Work required: Only a number is wanted: how many lines of the entries include the string "koskaan"?

Exercise material:
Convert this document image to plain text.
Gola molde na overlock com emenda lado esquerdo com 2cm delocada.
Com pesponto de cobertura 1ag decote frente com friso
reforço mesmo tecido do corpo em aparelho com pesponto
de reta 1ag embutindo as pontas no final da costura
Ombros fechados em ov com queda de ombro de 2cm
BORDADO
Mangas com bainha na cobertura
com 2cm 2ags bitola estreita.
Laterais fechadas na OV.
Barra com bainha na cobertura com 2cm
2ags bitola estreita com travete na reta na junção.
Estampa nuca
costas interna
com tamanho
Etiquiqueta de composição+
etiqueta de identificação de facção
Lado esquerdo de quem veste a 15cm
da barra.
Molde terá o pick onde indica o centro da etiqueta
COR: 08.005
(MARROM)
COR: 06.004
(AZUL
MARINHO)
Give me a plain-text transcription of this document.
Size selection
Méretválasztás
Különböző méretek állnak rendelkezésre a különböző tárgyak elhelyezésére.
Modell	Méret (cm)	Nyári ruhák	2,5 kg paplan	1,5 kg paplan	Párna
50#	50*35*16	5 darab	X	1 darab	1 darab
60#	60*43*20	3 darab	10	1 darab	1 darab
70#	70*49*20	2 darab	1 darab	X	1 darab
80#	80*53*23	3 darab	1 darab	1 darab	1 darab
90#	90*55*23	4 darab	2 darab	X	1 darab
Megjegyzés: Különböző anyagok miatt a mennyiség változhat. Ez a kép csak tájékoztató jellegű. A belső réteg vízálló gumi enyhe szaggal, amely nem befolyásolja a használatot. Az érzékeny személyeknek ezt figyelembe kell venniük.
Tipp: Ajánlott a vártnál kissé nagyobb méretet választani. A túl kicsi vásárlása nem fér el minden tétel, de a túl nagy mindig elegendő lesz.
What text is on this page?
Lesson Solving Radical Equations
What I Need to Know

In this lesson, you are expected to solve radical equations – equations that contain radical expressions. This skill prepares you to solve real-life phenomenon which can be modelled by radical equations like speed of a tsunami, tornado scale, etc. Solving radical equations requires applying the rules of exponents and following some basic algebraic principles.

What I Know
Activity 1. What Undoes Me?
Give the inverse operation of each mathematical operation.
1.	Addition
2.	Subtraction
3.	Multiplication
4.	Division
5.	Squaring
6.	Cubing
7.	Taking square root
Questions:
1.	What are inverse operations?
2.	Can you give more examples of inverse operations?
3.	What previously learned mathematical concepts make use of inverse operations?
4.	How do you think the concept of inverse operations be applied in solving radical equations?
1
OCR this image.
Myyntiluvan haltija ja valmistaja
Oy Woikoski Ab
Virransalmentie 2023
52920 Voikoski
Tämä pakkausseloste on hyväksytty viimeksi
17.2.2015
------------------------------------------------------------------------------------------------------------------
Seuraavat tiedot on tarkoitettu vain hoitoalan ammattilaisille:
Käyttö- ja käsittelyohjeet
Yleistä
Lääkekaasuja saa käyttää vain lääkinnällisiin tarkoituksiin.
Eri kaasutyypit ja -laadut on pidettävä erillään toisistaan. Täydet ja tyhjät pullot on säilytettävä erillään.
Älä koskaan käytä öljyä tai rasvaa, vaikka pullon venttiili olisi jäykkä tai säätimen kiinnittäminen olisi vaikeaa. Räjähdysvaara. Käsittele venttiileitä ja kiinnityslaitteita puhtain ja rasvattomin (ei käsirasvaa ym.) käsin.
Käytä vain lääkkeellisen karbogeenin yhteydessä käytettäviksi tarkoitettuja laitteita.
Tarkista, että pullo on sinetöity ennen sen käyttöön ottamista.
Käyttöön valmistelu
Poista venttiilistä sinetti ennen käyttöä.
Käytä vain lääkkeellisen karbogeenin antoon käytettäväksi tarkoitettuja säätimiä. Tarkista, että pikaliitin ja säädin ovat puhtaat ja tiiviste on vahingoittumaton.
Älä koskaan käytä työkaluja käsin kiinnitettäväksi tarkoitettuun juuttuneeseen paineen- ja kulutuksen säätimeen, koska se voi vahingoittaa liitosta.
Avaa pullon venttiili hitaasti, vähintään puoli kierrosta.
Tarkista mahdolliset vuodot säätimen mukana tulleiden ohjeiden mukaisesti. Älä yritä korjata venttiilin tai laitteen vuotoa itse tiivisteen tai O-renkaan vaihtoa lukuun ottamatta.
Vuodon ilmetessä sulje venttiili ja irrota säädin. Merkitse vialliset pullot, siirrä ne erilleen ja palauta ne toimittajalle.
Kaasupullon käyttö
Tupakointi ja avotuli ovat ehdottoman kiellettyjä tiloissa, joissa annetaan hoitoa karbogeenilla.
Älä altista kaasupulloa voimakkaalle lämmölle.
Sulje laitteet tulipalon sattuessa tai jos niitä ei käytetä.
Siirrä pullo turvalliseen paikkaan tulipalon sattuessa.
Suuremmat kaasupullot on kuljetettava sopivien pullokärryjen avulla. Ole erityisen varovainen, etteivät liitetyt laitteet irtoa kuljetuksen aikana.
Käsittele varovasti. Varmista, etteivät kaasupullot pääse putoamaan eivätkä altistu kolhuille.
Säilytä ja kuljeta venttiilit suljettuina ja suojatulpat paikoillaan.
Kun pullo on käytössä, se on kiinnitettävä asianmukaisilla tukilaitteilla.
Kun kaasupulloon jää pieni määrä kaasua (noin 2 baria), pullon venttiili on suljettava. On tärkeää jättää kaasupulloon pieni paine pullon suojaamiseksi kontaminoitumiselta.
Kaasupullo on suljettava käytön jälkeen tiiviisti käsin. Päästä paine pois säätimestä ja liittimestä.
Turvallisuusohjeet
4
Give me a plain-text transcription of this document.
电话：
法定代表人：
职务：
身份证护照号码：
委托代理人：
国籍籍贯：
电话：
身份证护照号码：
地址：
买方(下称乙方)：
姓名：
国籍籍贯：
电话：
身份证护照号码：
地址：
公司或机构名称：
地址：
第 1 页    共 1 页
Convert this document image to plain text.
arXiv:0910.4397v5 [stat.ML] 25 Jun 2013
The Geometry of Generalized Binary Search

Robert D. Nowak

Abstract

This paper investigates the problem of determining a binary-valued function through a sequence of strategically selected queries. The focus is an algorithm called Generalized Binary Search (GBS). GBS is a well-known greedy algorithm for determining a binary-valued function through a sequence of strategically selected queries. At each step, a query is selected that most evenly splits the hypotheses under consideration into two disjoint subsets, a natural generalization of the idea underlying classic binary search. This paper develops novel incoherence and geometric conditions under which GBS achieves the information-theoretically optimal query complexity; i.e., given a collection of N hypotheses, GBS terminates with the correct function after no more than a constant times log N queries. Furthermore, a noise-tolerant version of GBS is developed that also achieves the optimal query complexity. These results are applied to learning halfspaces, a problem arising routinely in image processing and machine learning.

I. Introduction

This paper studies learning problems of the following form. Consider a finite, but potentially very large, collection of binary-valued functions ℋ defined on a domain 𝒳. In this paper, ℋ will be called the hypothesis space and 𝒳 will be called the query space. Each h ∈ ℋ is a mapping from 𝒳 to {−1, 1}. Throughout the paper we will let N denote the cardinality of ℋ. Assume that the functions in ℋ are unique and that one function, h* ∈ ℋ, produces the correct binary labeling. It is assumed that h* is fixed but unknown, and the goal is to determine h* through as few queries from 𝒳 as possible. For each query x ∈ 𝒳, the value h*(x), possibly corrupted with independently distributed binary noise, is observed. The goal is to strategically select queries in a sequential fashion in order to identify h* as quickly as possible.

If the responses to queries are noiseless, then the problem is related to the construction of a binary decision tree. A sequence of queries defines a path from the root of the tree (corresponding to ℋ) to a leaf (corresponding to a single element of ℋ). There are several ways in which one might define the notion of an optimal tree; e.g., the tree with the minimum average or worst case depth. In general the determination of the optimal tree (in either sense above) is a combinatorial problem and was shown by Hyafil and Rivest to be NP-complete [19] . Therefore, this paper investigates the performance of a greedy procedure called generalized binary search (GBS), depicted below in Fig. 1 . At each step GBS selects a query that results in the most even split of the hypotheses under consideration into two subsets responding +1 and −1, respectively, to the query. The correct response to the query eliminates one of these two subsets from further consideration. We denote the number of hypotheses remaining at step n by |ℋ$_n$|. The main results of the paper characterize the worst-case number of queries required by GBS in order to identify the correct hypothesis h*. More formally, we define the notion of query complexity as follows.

Solution to the exercise: 2